Note how many lines in the entries contain the string "JSON", then give that number and nothing else.

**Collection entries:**
- - -
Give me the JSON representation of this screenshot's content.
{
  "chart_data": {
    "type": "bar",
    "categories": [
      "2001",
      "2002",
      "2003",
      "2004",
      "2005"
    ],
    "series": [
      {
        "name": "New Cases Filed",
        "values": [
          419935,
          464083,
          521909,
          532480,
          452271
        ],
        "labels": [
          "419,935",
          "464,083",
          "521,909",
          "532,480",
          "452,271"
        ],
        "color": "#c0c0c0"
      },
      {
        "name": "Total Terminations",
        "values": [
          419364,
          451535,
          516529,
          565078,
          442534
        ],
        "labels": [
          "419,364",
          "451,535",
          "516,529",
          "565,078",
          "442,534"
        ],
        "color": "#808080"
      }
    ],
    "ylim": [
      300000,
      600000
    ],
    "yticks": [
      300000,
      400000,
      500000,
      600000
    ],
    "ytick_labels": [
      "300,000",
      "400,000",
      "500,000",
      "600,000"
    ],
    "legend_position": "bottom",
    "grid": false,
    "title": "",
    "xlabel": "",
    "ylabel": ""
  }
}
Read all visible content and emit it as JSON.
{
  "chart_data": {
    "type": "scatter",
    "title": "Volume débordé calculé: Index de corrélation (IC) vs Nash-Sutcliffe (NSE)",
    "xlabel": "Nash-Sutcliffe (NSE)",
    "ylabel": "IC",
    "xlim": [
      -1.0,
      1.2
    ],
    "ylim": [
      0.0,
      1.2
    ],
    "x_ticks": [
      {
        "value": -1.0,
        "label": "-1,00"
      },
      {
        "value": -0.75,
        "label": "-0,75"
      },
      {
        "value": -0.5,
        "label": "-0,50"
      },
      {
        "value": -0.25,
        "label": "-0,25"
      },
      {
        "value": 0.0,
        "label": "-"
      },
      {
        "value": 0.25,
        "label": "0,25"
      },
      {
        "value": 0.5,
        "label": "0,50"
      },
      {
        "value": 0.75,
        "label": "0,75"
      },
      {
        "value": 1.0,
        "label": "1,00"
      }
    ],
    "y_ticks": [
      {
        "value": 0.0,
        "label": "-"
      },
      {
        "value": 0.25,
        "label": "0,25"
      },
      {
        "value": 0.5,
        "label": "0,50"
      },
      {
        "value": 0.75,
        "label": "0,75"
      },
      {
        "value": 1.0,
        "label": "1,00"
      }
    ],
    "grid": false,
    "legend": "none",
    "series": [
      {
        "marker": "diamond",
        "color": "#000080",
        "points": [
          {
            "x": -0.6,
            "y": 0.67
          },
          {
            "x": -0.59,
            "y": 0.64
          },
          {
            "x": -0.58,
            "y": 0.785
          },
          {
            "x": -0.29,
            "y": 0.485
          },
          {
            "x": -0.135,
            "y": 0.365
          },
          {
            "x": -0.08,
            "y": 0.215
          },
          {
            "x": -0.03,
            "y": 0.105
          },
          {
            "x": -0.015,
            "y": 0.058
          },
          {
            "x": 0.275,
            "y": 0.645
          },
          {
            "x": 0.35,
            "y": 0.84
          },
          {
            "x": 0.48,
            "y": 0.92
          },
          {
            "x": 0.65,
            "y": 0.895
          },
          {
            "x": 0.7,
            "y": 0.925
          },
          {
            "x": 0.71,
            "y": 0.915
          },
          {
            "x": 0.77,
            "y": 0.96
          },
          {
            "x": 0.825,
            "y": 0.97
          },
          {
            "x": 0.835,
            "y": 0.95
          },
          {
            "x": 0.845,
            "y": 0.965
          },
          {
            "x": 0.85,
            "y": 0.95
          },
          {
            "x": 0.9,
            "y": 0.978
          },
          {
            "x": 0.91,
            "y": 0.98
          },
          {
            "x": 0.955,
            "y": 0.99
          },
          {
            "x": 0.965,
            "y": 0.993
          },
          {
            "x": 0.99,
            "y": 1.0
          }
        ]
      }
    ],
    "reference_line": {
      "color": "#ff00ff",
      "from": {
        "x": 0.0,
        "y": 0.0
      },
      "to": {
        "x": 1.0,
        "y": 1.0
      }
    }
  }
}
- - -
**Written reply:** 2